**REQUIREMENTS**.
Rewrite the records from the line with "apps-grid-icon — [798, 367, 820, 394]" up to and including the line with "book-icon — [20, 165, 44, 189]", changing "filter-label" to "filter-text" and leaving everything else the same.

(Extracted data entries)
+ + +

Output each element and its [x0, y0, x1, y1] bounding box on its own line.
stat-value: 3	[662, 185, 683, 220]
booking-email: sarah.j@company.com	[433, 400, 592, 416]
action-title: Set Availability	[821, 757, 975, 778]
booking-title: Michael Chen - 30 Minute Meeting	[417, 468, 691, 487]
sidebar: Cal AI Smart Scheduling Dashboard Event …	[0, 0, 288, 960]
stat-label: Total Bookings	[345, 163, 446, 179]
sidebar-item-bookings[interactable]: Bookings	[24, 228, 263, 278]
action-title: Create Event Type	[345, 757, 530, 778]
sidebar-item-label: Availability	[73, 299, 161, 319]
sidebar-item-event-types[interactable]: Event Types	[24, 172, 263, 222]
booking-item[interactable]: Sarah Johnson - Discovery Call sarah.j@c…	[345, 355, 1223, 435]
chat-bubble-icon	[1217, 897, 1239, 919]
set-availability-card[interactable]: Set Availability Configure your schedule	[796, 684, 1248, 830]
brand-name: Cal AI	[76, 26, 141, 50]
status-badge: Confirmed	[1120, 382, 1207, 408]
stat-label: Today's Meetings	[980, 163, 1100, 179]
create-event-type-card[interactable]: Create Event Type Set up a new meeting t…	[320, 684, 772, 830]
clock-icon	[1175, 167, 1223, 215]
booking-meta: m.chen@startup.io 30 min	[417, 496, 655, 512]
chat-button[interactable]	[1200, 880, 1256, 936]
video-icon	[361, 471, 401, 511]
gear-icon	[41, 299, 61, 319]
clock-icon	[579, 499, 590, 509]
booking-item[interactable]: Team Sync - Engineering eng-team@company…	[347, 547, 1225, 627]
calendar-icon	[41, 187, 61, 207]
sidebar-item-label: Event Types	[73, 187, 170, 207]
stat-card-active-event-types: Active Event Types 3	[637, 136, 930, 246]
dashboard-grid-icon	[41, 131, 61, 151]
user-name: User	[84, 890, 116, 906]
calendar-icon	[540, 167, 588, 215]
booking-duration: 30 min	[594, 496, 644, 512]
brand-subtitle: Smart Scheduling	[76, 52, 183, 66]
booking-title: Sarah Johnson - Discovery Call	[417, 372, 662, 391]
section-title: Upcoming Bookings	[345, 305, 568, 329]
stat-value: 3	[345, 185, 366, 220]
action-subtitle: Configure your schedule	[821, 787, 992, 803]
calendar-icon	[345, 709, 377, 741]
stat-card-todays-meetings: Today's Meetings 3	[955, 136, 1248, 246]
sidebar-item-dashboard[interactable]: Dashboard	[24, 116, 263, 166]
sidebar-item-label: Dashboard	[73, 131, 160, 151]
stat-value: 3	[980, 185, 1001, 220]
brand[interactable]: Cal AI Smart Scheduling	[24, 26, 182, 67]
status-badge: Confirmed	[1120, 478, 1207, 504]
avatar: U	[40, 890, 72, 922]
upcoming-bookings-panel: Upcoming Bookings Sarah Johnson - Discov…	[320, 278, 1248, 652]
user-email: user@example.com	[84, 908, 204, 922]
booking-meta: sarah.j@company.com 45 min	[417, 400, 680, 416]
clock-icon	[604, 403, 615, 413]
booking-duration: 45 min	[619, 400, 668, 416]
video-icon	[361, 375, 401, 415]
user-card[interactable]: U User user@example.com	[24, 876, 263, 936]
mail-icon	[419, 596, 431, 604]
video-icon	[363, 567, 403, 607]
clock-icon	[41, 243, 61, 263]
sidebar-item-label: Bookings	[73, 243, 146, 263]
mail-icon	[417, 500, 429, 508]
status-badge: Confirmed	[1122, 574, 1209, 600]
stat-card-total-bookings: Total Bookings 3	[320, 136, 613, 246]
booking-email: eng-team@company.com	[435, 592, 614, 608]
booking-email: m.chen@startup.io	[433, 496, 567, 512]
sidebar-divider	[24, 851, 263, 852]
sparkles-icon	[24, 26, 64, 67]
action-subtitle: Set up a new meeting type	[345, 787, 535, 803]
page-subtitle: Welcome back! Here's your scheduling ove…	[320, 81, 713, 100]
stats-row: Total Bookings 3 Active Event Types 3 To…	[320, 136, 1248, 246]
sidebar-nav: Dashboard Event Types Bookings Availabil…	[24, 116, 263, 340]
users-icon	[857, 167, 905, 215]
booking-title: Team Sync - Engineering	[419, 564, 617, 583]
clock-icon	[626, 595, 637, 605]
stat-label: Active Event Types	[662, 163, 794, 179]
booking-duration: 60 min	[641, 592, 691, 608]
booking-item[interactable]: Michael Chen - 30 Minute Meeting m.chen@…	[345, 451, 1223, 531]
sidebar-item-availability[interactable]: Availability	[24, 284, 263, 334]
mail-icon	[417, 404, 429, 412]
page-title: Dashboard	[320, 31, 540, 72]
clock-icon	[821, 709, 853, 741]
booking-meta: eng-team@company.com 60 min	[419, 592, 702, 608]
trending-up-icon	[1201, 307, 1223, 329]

+ + +

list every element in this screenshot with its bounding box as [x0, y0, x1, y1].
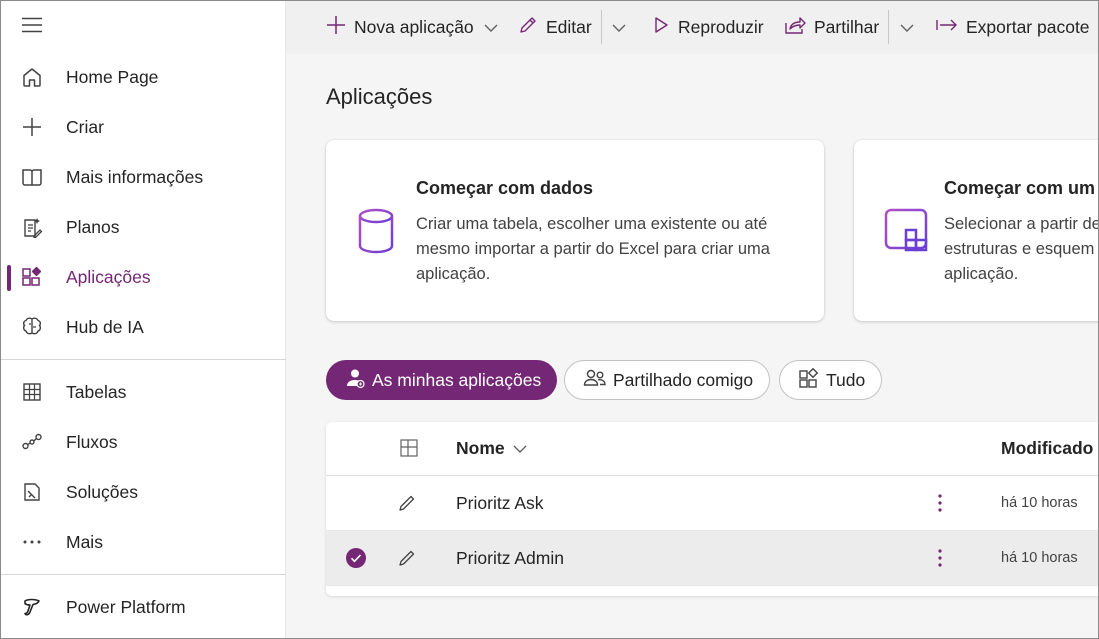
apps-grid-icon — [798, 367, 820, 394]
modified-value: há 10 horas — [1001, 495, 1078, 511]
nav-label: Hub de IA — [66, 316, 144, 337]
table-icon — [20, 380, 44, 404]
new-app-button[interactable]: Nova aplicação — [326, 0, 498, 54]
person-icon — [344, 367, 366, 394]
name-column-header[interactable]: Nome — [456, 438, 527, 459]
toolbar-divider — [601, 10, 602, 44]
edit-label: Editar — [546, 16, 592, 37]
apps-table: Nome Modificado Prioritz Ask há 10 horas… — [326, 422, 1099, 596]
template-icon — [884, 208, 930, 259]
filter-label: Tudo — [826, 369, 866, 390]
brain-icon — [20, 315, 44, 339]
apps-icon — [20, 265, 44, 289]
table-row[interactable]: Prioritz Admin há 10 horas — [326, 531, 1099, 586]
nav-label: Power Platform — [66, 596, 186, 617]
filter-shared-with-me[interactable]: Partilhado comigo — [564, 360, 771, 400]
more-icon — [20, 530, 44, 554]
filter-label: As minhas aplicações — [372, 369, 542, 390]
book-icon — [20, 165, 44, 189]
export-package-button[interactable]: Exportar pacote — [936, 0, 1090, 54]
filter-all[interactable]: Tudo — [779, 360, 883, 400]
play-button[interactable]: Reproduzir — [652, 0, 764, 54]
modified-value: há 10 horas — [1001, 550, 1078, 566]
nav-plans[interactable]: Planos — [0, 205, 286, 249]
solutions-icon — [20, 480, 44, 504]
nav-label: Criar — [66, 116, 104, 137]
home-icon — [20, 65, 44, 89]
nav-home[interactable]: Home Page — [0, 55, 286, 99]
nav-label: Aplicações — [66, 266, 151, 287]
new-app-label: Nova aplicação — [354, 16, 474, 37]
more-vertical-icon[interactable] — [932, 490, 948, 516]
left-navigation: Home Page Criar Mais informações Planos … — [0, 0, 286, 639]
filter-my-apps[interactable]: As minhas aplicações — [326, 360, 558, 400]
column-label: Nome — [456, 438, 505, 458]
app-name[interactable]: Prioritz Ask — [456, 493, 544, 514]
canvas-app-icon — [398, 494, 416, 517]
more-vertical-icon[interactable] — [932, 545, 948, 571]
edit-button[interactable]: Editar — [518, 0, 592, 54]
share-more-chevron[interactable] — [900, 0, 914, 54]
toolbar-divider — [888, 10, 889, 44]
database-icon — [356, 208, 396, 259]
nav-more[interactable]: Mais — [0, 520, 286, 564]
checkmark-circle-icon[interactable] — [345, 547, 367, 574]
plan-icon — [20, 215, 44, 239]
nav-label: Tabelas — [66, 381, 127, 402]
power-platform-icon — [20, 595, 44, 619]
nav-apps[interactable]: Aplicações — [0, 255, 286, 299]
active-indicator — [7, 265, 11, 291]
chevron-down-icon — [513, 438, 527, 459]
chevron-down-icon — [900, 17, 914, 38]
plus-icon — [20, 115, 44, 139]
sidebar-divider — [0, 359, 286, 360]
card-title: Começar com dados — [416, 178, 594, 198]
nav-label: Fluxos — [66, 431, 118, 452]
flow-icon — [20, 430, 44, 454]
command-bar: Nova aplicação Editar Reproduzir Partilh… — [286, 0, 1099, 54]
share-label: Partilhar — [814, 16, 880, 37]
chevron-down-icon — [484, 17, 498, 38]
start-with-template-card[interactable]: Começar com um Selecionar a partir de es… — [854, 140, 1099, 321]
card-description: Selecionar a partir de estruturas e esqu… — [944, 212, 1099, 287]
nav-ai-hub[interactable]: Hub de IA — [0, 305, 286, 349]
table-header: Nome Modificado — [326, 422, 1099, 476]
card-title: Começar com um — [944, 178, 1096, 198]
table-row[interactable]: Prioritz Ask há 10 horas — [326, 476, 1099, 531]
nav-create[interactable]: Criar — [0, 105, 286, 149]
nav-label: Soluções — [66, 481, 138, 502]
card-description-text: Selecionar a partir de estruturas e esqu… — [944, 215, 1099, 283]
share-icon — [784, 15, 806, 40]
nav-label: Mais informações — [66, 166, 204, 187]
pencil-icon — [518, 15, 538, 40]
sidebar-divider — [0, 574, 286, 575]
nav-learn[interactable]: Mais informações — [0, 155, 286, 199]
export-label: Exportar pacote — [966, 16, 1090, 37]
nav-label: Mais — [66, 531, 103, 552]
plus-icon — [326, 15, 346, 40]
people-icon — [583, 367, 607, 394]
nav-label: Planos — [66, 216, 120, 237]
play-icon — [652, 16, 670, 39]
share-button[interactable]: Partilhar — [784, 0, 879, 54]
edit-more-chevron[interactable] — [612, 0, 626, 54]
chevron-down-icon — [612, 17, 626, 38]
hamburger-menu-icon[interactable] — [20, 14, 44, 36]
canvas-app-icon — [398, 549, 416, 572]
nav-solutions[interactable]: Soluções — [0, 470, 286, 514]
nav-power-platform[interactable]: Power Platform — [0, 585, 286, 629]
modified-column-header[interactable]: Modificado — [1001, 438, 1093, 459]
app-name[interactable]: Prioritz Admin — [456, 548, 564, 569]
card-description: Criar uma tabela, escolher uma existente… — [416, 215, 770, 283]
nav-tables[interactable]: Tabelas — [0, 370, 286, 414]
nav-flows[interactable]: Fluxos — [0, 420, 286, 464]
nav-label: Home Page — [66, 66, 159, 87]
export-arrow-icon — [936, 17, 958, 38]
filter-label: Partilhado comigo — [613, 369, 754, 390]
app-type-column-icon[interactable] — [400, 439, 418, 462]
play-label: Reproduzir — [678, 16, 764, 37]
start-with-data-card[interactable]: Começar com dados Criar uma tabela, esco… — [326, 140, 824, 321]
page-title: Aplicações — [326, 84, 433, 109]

+ + +

**THE RESULT**.
apps-grid-icon — [798, 367, 820, 394]
modified-value: há 10 horas — [1001, 495, 1078, 511]
nav-label: Hub de IA — [66, 316, 144, 337]
table-icon — [20, 380, 44, 404]
new-app-button[interactable]: Nova aplicação — [326, 0, 498, 54]
person-icon — [344, 367, 366, 394]
name-column-header[interactable]: Nome — [456, 438, 527, 459]
toolbar-divider — [601, 10, 602, 44]
edit-label: Editar — [546, 16, 592, 37]
apps-table: Nome Modificado Prioritz Ask há 10 horas… — [326, 422, 1099, 596]
template-icon — [884, 208, 930, 259]
filter-text: Tudo — [826, 369, 866, 390]
brain-icon — [20, 315, 44, 339]
apps-icon — [20, 265, 44, 289]
table-row[interactable]: Prioritz Admin há 10 horas — [326, 531, 1099, 586]
nav-label: Power Platform — [66, 596, 186, 617]
filter-shared-with-me[interactable]: Partilhado comigo — [564, 360, 771, 400]
more-icon — [20, 530, 44, 554]
filter-text: As minhas aplicações — [372, 369, 542, 390]
book-icon — [20, 165, 44, 189]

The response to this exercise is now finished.